* Records supplied:
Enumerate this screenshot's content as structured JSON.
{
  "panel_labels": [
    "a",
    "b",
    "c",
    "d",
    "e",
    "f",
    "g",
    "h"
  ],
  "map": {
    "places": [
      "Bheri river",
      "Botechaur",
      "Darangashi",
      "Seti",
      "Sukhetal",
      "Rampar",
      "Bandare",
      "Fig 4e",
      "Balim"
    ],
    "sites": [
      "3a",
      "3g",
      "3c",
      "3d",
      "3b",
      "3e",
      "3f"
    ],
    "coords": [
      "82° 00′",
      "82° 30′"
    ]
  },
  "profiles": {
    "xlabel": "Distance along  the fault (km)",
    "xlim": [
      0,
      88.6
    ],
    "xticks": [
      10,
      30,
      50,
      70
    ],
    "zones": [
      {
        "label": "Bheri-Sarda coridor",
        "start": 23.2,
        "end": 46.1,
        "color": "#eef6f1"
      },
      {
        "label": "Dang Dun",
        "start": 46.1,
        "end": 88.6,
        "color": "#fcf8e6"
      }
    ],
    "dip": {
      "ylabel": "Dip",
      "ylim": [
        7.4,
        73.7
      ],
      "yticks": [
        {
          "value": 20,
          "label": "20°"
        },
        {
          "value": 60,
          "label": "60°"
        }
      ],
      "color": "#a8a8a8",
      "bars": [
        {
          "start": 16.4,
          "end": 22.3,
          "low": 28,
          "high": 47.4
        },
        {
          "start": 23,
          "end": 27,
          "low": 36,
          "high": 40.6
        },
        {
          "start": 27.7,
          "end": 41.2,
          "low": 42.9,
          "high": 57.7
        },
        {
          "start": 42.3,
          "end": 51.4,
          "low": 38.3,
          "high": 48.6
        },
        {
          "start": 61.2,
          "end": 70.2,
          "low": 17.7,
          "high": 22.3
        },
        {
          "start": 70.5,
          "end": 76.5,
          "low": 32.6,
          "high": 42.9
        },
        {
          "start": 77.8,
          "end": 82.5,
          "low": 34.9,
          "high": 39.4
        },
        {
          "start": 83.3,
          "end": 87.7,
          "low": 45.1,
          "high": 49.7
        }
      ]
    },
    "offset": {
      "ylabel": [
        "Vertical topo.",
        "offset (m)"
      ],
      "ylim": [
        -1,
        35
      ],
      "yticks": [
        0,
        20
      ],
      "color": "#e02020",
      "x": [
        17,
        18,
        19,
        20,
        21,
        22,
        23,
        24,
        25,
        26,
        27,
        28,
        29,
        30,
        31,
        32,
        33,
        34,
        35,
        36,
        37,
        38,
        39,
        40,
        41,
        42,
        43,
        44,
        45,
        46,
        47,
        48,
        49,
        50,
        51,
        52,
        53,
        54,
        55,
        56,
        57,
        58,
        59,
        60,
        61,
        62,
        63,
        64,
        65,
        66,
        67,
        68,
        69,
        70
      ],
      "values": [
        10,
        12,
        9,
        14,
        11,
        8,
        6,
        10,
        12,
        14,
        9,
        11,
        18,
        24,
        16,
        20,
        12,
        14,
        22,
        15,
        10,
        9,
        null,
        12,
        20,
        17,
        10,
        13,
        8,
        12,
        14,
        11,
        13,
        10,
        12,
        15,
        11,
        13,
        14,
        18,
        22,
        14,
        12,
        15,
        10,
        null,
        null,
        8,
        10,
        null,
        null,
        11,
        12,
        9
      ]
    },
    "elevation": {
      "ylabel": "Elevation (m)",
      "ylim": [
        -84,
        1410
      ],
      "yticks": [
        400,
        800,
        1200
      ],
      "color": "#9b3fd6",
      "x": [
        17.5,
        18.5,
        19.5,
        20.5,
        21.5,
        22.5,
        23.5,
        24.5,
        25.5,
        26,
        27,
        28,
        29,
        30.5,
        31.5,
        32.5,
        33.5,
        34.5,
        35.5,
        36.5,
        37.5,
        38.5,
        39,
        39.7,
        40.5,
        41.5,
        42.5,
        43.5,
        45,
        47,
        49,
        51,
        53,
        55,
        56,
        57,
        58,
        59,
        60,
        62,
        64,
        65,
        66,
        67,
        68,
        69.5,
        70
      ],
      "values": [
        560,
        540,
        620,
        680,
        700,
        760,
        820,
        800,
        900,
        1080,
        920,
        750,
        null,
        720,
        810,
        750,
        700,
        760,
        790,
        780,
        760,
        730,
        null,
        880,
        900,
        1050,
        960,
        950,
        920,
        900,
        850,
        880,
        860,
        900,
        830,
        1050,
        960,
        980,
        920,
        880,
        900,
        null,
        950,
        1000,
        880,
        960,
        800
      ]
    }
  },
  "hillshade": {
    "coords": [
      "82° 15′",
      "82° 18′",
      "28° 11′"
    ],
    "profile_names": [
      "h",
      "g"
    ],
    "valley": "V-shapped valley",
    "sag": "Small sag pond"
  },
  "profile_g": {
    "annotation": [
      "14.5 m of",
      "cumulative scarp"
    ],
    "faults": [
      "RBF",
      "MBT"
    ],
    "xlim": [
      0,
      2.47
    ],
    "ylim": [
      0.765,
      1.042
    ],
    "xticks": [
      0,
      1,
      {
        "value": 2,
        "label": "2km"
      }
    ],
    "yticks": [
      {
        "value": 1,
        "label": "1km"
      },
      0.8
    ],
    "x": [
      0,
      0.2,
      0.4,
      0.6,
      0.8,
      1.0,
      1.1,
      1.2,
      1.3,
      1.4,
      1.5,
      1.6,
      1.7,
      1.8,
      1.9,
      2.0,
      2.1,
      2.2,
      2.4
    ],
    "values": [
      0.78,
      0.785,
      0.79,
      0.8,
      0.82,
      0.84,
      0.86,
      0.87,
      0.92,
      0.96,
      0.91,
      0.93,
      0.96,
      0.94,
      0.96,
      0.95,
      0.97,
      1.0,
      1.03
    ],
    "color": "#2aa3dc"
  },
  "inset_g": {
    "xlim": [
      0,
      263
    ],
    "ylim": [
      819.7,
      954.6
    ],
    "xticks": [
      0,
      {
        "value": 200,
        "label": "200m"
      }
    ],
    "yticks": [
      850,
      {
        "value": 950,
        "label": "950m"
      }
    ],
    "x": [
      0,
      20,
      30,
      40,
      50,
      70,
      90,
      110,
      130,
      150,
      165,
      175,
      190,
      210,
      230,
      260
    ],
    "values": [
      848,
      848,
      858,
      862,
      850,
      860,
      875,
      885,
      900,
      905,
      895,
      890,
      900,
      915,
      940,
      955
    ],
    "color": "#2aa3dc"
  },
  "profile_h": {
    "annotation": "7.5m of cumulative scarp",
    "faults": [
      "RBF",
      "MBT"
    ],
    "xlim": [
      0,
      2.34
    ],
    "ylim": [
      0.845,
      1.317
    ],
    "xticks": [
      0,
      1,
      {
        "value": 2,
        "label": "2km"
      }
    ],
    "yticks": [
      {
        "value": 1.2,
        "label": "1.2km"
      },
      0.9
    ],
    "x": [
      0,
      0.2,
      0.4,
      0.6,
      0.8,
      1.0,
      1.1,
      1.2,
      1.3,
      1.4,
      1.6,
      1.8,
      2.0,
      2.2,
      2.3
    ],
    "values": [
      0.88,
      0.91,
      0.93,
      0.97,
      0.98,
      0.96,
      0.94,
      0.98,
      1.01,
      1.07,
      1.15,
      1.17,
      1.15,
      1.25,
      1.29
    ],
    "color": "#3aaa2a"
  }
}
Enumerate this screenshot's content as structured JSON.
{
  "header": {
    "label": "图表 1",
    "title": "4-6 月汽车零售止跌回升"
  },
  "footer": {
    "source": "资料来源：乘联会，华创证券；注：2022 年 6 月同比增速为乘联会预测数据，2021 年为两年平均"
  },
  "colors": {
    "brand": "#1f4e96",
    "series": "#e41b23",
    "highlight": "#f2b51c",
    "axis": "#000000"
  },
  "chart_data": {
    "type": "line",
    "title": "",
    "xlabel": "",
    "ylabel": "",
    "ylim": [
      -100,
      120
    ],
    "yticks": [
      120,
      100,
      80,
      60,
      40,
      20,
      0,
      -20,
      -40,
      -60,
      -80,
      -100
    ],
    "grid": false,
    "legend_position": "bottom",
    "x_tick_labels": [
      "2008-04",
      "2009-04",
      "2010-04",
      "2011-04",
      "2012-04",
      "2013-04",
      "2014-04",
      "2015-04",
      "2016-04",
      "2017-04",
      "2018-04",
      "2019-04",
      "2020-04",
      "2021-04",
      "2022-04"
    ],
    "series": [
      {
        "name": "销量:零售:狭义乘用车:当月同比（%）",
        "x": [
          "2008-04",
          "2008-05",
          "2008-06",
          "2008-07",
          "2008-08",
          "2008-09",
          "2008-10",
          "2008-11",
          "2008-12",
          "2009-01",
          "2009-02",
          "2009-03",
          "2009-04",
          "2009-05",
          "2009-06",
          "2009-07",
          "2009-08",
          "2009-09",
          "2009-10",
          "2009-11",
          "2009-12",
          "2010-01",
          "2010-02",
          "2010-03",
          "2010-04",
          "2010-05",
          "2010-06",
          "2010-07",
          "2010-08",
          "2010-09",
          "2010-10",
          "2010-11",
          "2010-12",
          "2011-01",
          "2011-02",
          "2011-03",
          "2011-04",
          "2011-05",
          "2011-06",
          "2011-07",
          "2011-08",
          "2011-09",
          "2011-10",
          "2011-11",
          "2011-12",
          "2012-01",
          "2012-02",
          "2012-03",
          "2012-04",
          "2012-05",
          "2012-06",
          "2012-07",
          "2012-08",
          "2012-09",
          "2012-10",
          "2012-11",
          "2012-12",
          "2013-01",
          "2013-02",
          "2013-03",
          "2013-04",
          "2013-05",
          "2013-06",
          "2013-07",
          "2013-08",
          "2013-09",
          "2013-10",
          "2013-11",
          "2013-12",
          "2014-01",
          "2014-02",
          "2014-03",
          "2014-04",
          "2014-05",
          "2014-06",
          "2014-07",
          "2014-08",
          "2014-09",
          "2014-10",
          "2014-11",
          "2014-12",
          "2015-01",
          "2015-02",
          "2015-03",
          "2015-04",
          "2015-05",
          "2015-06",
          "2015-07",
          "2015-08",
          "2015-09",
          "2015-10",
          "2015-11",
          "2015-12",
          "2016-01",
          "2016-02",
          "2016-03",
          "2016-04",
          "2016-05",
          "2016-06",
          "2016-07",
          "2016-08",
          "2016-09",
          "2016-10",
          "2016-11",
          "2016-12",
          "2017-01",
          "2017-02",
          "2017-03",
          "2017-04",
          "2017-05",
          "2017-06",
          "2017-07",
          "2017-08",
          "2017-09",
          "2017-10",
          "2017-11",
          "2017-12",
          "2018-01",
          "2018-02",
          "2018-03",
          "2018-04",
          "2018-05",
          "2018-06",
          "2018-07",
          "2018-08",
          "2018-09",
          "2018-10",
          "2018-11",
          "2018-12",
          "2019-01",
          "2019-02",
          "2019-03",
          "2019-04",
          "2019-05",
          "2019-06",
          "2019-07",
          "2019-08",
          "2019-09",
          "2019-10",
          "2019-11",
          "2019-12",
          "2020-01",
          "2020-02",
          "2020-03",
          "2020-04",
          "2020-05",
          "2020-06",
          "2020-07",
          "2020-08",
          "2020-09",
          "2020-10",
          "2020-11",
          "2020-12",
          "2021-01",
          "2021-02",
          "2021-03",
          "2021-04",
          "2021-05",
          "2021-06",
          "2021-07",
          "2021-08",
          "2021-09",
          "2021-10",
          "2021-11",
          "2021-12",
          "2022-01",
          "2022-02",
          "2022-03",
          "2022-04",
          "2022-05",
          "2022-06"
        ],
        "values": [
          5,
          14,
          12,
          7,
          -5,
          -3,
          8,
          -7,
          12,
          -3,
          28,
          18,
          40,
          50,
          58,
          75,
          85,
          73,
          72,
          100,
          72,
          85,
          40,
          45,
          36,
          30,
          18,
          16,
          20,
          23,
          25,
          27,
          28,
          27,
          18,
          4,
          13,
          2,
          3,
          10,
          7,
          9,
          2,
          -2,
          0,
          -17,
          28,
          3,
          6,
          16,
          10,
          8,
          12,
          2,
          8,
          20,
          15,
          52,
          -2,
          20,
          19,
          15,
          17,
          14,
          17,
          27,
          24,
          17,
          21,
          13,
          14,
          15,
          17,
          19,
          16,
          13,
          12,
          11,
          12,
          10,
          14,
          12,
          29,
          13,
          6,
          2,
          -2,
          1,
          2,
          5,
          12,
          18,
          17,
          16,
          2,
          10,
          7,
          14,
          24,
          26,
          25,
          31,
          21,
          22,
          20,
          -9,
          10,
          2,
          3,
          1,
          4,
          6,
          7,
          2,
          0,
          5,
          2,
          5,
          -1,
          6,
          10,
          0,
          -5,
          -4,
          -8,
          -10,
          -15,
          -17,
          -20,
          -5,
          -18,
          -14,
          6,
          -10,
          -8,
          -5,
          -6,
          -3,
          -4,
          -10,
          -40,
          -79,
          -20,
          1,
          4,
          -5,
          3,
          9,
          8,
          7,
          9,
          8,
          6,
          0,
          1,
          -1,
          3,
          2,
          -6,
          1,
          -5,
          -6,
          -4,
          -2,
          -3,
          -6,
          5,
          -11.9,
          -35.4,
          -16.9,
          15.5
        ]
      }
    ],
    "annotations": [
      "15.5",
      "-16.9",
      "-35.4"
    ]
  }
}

* What to do:
Report how many lines of the data hold the string "start"; give only the number.

* Written solution:
10